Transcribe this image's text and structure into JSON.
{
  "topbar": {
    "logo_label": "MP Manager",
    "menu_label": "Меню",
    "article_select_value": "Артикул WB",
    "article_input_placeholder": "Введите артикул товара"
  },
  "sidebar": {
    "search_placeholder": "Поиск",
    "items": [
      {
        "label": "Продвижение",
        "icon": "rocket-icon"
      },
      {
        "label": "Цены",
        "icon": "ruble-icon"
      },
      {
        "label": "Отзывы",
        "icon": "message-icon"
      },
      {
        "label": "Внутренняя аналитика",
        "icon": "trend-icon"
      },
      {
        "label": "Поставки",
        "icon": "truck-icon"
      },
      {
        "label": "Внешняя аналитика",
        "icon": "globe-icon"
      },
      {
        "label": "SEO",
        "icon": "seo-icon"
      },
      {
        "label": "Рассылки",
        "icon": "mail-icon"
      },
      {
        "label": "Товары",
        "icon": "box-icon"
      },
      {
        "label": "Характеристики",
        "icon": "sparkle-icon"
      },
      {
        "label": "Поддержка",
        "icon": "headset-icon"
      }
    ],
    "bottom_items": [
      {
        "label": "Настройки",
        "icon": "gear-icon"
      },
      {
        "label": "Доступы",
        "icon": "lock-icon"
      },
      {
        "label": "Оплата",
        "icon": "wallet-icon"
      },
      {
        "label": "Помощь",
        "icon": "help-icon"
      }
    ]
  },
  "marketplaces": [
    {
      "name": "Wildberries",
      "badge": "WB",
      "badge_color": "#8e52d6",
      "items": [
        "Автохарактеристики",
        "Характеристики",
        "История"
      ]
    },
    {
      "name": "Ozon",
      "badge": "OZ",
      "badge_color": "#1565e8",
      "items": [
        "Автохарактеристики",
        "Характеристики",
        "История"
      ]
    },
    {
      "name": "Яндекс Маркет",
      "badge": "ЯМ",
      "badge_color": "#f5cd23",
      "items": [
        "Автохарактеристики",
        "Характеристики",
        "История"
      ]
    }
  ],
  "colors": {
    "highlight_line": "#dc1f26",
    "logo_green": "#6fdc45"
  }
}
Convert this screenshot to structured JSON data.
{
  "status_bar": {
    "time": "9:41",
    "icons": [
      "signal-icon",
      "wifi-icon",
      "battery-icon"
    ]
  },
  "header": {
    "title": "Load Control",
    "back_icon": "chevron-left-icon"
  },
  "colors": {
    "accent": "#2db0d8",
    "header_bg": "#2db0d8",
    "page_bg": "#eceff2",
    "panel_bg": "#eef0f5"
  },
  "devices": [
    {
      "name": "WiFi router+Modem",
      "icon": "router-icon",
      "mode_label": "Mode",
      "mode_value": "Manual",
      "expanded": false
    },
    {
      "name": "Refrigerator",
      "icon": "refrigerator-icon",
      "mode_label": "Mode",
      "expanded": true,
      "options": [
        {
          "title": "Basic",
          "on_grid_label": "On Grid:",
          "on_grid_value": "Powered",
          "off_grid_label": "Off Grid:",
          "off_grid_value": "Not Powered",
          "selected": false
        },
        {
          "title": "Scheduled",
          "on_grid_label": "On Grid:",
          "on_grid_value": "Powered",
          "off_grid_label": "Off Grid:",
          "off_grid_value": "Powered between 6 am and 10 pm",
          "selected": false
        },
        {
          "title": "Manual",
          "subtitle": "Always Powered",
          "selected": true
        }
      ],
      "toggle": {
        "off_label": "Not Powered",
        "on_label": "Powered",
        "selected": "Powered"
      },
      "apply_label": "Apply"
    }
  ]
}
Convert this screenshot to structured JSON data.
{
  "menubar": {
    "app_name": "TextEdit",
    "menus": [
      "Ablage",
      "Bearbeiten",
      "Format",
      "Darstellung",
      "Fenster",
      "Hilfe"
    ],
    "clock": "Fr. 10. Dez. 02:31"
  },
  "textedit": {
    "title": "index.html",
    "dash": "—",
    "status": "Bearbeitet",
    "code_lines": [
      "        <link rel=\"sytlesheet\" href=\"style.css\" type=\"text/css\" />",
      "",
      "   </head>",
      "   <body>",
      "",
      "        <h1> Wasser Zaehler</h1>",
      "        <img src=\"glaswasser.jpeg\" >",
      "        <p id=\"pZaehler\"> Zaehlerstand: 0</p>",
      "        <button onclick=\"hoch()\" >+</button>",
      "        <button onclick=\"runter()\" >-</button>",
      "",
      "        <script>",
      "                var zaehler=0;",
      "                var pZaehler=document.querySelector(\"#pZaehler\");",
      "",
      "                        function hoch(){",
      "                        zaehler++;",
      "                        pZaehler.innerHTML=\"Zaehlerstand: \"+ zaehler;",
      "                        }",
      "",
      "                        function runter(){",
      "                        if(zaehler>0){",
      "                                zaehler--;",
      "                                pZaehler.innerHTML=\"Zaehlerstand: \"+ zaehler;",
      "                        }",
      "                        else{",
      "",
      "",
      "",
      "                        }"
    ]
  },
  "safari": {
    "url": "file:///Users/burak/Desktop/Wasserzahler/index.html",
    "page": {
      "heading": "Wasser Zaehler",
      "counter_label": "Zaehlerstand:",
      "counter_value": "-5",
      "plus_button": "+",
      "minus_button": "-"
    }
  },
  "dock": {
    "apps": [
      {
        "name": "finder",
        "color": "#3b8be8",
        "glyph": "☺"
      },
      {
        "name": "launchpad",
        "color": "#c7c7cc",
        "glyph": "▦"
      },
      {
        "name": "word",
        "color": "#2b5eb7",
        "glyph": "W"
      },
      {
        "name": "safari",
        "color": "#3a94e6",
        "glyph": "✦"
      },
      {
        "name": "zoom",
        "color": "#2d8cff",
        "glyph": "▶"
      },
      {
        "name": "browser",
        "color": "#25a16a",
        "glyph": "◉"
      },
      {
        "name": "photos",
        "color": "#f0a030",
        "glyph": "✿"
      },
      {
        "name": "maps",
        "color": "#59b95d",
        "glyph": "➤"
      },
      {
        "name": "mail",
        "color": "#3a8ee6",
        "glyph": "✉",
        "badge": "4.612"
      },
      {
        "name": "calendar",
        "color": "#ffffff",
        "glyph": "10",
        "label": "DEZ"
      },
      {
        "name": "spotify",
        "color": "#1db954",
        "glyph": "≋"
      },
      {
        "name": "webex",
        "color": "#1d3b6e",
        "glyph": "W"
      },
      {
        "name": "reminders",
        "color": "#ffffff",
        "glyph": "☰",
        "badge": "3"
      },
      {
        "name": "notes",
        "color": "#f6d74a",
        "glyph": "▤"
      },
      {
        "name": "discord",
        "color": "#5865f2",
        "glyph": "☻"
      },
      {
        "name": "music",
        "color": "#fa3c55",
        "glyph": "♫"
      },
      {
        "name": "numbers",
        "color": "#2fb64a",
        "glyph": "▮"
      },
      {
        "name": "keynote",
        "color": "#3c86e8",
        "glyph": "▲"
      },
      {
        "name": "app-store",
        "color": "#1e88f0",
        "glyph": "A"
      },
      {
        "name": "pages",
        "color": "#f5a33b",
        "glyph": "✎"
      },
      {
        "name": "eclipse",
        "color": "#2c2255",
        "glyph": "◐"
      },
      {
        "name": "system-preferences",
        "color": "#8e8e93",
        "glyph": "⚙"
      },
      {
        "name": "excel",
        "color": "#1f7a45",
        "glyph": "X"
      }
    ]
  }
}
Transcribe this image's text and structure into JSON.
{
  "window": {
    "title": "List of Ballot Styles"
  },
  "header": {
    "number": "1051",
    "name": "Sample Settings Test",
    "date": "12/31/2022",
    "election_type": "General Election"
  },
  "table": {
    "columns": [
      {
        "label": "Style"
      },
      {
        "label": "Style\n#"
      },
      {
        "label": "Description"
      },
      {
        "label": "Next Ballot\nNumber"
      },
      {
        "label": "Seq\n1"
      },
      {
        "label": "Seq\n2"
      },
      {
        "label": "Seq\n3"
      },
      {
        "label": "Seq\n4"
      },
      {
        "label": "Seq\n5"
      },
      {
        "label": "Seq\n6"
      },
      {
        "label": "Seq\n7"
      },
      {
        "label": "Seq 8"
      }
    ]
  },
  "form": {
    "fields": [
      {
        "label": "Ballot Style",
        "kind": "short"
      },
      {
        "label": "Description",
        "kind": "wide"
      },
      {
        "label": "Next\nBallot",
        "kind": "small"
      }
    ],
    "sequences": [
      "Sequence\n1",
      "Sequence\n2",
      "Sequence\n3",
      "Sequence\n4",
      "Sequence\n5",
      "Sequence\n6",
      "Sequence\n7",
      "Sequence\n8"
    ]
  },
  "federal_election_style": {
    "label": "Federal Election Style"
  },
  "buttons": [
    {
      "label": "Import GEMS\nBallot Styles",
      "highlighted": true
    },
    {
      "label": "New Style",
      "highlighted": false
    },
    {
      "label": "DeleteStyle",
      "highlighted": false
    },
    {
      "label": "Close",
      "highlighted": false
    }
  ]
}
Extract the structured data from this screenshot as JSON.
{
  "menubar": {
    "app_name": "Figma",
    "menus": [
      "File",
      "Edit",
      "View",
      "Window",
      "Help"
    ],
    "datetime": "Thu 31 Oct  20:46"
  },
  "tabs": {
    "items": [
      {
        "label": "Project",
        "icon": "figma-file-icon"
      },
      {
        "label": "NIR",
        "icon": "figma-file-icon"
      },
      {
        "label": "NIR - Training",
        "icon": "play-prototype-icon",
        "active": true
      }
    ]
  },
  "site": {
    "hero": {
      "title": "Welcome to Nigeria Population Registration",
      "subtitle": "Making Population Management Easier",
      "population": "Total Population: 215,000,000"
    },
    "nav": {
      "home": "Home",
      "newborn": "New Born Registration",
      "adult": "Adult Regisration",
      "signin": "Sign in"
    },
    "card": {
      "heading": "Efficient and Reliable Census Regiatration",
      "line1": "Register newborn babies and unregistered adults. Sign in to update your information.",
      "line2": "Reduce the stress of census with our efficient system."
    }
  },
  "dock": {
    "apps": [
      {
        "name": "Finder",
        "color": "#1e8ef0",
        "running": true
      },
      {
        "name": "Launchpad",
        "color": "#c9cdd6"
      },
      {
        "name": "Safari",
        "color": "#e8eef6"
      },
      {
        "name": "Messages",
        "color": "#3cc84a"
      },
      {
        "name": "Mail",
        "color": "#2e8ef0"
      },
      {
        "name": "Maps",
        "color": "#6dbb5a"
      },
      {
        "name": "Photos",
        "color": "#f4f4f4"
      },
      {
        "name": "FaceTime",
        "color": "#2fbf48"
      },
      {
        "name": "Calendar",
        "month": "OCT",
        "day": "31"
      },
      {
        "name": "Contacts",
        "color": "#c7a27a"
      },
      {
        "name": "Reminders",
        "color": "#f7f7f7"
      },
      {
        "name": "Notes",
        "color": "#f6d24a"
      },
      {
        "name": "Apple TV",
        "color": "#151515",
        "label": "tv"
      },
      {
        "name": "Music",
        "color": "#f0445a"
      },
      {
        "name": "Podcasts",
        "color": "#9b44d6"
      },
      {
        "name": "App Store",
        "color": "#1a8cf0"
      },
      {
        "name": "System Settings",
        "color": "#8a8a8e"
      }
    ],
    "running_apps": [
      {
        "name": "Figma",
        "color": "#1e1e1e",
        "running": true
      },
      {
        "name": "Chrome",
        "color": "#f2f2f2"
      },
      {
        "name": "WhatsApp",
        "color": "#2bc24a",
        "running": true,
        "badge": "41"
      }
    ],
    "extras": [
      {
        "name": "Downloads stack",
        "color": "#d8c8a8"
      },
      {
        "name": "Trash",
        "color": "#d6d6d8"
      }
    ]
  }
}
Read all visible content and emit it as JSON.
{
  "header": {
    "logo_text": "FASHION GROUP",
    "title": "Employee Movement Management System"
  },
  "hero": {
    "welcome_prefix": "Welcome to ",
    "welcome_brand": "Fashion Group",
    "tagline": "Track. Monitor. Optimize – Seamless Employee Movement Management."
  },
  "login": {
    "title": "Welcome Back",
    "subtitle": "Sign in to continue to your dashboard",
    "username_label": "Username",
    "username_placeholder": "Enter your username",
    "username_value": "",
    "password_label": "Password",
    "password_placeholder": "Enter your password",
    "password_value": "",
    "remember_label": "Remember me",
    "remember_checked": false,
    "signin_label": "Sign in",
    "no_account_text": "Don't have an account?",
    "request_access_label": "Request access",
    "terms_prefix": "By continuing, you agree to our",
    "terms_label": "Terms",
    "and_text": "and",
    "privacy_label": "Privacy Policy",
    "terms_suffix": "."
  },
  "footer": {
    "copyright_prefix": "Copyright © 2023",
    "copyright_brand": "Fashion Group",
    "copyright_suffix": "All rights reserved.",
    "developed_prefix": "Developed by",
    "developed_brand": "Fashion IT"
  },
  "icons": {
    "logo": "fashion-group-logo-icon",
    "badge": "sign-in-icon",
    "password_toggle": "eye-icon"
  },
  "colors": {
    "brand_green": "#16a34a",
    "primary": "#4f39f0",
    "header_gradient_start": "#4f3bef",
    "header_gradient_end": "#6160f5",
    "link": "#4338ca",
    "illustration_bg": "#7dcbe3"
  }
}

### Written task
Of the lines above, how many contain the word "Zaehlerstand"? Provide the number and nothing else.

### Right answer
4